## EXERCISE PROMPT
Wherever "JSON" appears in a line, copy that line.

[Records from a data source]
···

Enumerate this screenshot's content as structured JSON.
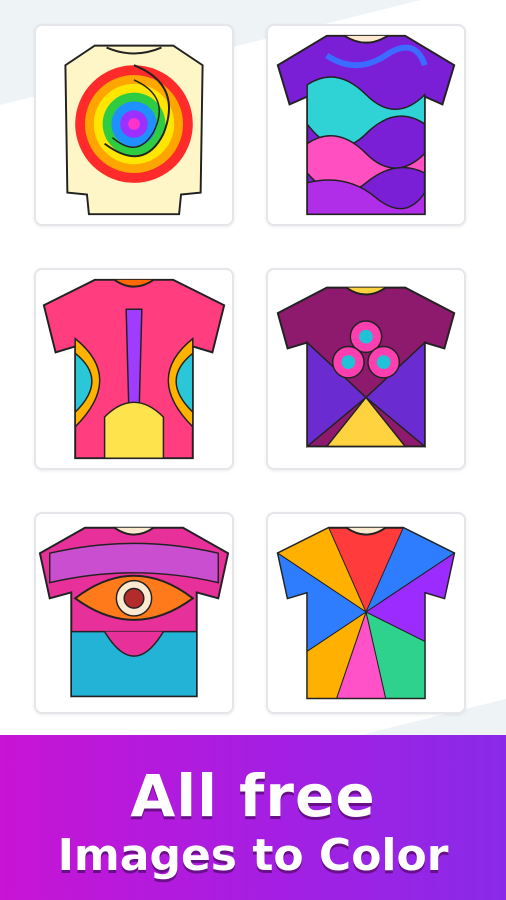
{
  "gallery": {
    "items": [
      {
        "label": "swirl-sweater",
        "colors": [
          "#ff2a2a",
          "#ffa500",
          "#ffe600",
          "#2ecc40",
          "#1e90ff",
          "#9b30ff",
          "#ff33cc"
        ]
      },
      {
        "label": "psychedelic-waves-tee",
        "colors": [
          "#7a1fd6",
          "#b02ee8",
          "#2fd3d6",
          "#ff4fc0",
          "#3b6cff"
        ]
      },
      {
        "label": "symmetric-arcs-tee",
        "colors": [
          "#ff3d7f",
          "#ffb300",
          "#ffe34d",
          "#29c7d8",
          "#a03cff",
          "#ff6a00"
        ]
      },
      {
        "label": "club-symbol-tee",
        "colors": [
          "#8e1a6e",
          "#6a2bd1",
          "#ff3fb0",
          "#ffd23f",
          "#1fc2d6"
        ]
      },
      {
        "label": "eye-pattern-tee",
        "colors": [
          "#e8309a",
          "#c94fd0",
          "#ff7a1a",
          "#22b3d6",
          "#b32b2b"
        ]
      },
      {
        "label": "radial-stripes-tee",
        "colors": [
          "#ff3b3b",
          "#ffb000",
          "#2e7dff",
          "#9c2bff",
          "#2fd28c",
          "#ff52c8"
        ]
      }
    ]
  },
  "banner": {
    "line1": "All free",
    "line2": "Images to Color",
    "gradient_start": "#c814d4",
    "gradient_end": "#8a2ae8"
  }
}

···

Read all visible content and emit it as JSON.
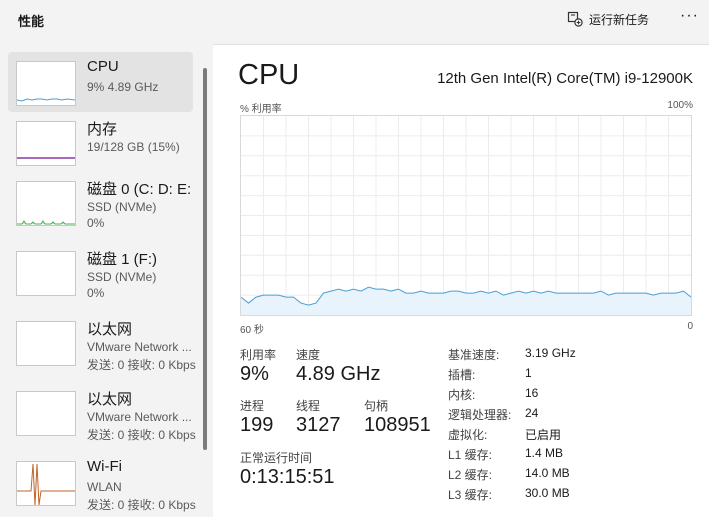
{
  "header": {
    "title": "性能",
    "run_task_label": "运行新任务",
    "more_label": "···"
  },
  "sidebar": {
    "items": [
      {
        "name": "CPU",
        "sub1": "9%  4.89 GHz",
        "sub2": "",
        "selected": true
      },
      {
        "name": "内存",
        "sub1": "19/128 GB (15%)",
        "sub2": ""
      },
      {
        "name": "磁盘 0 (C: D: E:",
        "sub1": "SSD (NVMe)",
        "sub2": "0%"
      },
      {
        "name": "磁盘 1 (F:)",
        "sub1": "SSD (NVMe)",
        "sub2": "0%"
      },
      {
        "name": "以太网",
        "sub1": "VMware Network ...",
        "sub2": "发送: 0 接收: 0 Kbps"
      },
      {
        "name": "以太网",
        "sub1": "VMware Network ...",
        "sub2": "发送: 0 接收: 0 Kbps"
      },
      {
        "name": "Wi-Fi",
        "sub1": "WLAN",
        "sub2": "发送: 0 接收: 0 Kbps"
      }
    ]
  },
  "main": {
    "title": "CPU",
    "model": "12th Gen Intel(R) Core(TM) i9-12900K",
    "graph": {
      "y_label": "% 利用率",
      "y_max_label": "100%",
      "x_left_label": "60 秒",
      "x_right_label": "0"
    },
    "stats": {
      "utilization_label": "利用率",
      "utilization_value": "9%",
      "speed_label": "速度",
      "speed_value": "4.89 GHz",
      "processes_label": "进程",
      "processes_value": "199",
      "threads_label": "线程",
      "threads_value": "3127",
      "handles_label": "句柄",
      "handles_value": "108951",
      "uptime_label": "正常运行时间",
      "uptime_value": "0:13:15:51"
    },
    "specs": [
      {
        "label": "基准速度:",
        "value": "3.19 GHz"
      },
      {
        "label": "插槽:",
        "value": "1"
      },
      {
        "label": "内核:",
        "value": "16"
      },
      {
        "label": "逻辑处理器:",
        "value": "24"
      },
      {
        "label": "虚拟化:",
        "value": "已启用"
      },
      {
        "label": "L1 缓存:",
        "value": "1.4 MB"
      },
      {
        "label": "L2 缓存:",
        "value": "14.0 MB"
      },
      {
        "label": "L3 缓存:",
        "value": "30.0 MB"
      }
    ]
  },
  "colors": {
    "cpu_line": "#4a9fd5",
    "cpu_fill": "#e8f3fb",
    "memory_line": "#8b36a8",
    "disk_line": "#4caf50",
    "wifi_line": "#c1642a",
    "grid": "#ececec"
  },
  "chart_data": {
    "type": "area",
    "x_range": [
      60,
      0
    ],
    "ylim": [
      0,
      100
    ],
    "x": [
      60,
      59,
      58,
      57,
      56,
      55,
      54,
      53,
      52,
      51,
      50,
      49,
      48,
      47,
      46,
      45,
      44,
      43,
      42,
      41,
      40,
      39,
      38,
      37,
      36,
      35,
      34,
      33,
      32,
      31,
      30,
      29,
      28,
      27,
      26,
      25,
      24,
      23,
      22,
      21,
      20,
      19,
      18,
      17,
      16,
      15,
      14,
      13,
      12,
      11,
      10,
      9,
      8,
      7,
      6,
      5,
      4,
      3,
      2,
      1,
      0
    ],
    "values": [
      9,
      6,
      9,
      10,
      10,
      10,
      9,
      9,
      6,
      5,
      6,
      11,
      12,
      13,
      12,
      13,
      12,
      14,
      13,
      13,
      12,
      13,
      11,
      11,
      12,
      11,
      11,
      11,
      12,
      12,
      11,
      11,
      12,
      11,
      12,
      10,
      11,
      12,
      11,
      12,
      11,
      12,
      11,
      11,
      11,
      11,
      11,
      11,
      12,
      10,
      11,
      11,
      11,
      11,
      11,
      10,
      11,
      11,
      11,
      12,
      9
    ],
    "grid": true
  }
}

···

## FINAL ANSWER
Enumerate this screenshot's content as structured JSON.
Read all visible content and emit it as JSON.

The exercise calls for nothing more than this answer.